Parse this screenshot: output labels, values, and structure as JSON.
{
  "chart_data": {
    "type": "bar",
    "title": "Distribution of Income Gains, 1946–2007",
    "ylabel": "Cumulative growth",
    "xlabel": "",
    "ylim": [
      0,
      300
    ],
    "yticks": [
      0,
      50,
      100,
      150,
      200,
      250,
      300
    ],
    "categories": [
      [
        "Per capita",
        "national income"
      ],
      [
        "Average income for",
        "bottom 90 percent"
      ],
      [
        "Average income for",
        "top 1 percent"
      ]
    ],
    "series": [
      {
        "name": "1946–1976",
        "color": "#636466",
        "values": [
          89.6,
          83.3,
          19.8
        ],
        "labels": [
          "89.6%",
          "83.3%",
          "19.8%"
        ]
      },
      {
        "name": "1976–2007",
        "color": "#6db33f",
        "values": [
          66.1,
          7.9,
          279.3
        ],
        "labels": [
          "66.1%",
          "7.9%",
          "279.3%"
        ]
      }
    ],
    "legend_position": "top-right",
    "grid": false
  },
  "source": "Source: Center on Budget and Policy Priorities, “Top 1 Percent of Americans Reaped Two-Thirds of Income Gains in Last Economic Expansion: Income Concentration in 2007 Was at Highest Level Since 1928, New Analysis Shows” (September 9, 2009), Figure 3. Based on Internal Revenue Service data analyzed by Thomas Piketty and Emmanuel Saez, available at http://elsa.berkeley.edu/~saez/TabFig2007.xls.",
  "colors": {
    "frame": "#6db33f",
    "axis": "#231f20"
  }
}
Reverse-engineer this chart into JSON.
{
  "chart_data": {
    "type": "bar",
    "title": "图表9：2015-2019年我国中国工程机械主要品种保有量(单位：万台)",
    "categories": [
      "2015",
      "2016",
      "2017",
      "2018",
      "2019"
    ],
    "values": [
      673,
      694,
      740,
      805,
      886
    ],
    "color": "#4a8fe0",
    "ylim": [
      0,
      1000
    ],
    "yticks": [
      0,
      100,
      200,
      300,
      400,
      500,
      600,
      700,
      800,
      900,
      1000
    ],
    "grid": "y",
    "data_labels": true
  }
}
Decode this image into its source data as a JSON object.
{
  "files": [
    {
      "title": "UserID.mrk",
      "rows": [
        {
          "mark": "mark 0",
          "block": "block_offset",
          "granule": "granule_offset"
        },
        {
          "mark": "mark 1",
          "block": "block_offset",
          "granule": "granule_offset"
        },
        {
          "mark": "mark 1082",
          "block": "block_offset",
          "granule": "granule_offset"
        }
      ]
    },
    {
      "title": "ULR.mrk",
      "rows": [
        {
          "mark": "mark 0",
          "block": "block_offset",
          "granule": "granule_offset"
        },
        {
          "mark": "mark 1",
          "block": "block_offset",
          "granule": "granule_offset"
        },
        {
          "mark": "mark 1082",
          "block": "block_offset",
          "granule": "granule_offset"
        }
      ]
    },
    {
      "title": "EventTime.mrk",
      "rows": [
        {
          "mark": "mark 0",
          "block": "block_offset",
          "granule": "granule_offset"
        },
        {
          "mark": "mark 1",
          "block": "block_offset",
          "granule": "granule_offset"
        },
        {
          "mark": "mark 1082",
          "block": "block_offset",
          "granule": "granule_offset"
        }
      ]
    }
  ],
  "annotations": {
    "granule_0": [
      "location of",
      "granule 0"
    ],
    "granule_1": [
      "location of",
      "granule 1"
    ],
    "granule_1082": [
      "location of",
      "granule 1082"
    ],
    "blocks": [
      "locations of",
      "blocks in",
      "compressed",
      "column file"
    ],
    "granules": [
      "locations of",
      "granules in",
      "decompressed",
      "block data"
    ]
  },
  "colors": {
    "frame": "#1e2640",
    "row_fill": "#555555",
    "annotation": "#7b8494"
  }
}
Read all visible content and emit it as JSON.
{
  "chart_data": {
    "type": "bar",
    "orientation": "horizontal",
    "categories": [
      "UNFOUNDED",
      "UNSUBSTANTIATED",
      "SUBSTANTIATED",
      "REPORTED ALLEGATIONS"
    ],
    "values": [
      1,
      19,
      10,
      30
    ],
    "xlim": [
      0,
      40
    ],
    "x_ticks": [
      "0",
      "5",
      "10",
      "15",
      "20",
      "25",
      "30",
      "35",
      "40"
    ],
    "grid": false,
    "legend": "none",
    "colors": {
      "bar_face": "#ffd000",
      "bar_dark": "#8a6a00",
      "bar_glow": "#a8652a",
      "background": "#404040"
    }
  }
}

*What you have to do*:
From the listing above, extract all records word for word.

*Output for this task*:
Parse this screenshot: output labels, values, and structure as JSON.
{
  "chart_data": {
    "type": "bar",
    "title": "Distribution of Income Gains, 1946–2007",
    "ylabel": "Cumulative growth",
    "xlabel": "",
    "ylim": [
      0,
      300
    ],
    "yticks": [
      0,
      50,
      100,
      150,
      200,
      250,
      300
    ],
    "categories": [
      [
        "Per capita",
        "national income"
      ],
      [
        "Average income for",
        "bottom 90 percent"
      ],
      [
        "Average income for",
        "top 1 percent"
      ]
    ],
    "series": [
      {
        "name": "1946–1976",
        "color": "#636466",
        "values": [
          89.6,
          83.3,
          19.8
        ],
        "labels": [
          "89.6%",
          "83.3%",
          "19.8%"
        ]
      },
      {
        "name": "1976–2007",
        "color": "#6db33f",
        "values": [
          66.1,
          7.9,
          279.3
        ],
        "labels": [
          "66.1%",
          "7.9%",
          "279.3%"
        ]
      }
    ],
    "legend_position": "top-right",
    "grid": false
  },
  "source": "Source: Center on Budget and Policy Priorities, “Top 1 Percent of Americans Reaped Two-Thirds of Income Gains in Last Economic Expansion: Income Concentration in 2007 Was at Highest Level Since 1928, New Analysis Shows” (September 9, 2009), Figure 3. Based on Internal Revenue Service data analyzed by Thomas Piketty and Emmanuel Saez, available at http://elsa.berkeley.edu/~saez/TabFig2007.xls.",
  "colors": {
    "frame": "#6db33f",
    "axis": "#231f20"
  }
}
Reverse-engineer this chart into JSON.
{
  "chart_data": {
    "type": "bar",
    "title": "图表9：2015-2019年我国中国工程机械主要品种保有量(单位：万台)",
    "categories": [
      "2015",
      "2016",
      "2017",
      "2018",
      "2019"
    ],
    "values": [
      673,
      694,
      740,
      805,
      886
    ],
    "color": "#4a8fe0",
    "ylim": [
      0,
      1000
    ],
    "yticks": [
      0,
      100,
      200,
      300,
      400,
      500,
      600,
      700,
      800,
      900,
      1000
    ],
    "grid": "y",
    "data_labels": true
  }
}
Decode this image into its source data as a JSON object.
{
  "files": [
    {
      "title": "UserID.mrk",
      "rows": [
        {
          "mark": "mark 0",
          "block": "block_offset",
          "granule": "granule_offset"
        },
        {
          "mark": "mark 1",
          "block": "block_offset",
          "granule": "granule_offset"
        },
        {
          "mark": "mark 1082",
          "block": "block_offset",
          "granule": "granule_offset"
        }
      ]
    },
    {
      "title": "ULR.mrk",
      "rows": [
        {
          "mark": "mark 0",
          "block": "block_offset",
          "granule": "granule_offset"
        },
        {
          "mark": "mark 1",
          "block": "block_offset",
          "granule": "granule_offset"
        },
        {
          "mark": "mark 1082",
          "block": "block_offset",
          "granule": "granule_offset"
        }
      ]
    },
    {
      "title": "EventTime.mrk",
      "rows": [
        {
          "mark": "mark 0",
          "block": "block_offset",
          "granule": "granule_offset"
        },
        {
          "mark": "mark 1",
          "block": "block_offset",
          "granule": "granule_offset"
        },
        {
          "mark": "mark 1082",
          "block": "block_offset",
          "granule": "granule_offset"
        }
      ]
    }
  ],
  "annotations": {
    "granule_0": [
      "location of",
      "granule 0"
    ],
    "granule_1": [
      "location of",
      "granule 1"
    ],
    "granule_1082": [
      "location of",
      "granule 1082"
    ],
    "blocks": [
      "locations of",
      "blocks in",
      "compressed",
      "column file"
    ],
    "granules": [
      "locations of",
      "granules in",
      "decompressed",
      "block data"
    ]
  },
  "colors": {
    "frame": "#1e2640",
    "row_fill": "#555555",
    "annotation": "#7b8494"
  }
}
Read all visible content and emit it as JSON.
{
  "chart_data": {
    "type": "bar",
    "orientation": "horizontal",
    "categories": [
      "UNFOUNDED",
      "UNSUBSTANTIATED",
      "SUBSTANTIATED",
      "REPORTED ALLEGATIONS"
    ],
    "values": [
      1,
      19,
      10,
      30
    ],
    "xlim": [
      0,
      40
    ],
    "x_ticks": [
      "0",
      "5",
      "10",
      "15",
      "20",
      "25",
      "30",
      "35",
      "40"
    ],
    "grid": false,
    "legend": "none",
    "colors": {
      "bar_face": "#ffd000",
      "bar_dark": "#8a6a00",
      "bar_glow": "#a8652a",
      "background": "#404040"
    }
  }
}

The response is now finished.